Excerpted records |
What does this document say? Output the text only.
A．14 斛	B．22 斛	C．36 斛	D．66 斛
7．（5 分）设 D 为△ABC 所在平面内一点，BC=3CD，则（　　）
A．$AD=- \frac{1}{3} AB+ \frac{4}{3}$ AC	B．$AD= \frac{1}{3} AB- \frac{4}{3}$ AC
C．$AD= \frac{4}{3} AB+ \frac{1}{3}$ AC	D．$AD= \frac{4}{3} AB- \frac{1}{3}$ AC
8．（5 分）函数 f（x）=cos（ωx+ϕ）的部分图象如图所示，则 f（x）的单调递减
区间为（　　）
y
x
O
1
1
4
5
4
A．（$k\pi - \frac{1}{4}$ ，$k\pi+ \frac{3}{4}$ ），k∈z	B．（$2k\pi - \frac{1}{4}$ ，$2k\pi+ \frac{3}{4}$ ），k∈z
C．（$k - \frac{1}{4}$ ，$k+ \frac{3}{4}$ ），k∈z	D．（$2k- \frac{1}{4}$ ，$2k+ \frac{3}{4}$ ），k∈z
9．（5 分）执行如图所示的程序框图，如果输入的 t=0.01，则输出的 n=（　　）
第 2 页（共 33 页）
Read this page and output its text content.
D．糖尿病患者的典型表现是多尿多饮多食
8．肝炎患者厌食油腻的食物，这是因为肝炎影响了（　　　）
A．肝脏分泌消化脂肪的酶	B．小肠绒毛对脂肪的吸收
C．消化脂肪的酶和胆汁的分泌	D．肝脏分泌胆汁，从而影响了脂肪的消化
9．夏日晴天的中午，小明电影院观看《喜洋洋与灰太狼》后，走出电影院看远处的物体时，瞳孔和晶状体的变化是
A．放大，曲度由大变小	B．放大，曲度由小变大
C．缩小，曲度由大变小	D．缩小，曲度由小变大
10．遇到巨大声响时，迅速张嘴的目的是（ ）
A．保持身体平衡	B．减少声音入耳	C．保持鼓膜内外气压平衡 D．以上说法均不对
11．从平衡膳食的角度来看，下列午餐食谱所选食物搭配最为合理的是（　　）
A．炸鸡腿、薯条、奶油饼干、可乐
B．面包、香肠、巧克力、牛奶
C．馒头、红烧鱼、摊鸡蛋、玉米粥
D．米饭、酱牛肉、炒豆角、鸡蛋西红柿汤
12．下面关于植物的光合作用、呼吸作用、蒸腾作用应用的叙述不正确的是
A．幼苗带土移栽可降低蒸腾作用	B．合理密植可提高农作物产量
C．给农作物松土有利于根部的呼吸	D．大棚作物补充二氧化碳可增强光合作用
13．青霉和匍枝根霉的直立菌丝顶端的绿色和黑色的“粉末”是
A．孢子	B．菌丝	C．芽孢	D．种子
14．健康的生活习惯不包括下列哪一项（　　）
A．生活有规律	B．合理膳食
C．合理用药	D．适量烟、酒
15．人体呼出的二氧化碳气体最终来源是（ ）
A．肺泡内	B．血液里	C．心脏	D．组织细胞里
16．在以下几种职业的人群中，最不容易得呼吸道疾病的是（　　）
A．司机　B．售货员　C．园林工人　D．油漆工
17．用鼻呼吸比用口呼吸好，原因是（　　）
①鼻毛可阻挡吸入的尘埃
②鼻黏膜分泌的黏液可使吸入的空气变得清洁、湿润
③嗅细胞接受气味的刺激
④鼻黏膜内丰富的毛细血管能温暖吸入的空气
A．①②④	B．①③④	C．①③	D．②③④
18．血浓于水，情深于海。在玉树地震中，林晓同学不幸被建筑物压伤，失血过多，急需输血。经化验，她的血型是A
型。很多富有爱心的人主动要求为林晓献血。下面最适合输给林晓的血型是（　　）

What is required |
Extract, unchanged, the closing run of lines that opens with the line containing "Read this page and output its text content." and ends with the last line.

Reply |
Read this page and output its text content.
D．糖尿病患者的典型表现是多尿多饮多食
8．肝炎患者厌食油腻的食物，这是因为肝炎影响了（　　　）
A．肝脏分泌消化脂肪的酶	B．小肠绒毛对脂肪的吸收
C．消化脂肪的酶和胆汁的分泌	D．肝脏分泌胆汁，从而影响了脂肪的消化
9．夏日晴天的中午，小明电影院观看《喜洋洋与灰太狼》后，走出电影院看远处的物体时，瞳孔和晶状体的变化是
A．放大，曲度由大变小	B．放大，曲度由小变大
C．缩小，曲度由大变小	D．缩小，曲度由小变大
10．遇到巨大声响时，迅速张嘴的目的是（ ）
A．保持身体平衡	B．减少声音入耳	C．保持鼓膜内外气压平衡 D．以上说法均不对
11．从平衡膳食的角度来看，下列午餐食谱所选食物搭配最为合理的是（　　）
A．炸鸡腿、薯条、奶油饼干、可乐
B．面包、香肠、巧克力、牛奶
C．馒头、红烧鱼、摊鸡蛋、玉米粥
D．米饭、酱牛肉、炒豆角、鸡蛋西红柿汤
12．下面关于植物的光合作用、呼吸作用、蒸腾作用应用的叙述不正确的是
A．幼苗带土移栽可降低蒸腾作用	B．合理密植可提高农作物产量
C．给农作物松土有利于根部的呼吸	D．大棚作物补充二氧化碳可增强光合作用
13．青霉和匍枝根霉的直立菌丝顶端的绿色和黑色的“粉末”是
A．孢子	B．菌丝	C．芽孢	D．种子
14．健康的生活习惯不包括下列哪一项（　　）
A．生活有规律	B．合理膳食
C．合理用药	D．适量烟、酒
15．人体呼出的二氧化碳气体最终来源是（ ）
A．肺泡内	B．血液里	C．心脏	D．组织细胞里
16．在以下几种职业的人群中，最不容易得呼吸道疾病的是（　　）
A．司机　B．售货员　C．园林工人　D．油漆工
17．用鼻呼吸比用口呼吸好，原因是（　　）
①鼻毛可阻挡吸入的尘埃
②鼻黏膜分泌的黏液可使吸入的空气变得清洁、湿润
③嗅细胞接受气味的刺激
④鼻黏膜内丰富的毛细血管能温暖吸入的空气
A．①②④	B．①③④	C．①③	D．②③④
18．血浓于水，情深于海。在玉树地震中，林晓同学不幸被建筑物压伤，失血过多，急需输血。经化验，她的血型是A
型。很多富有爱心的人主动要求为林晓献血。下面最适合输给林晓的血型是（　　）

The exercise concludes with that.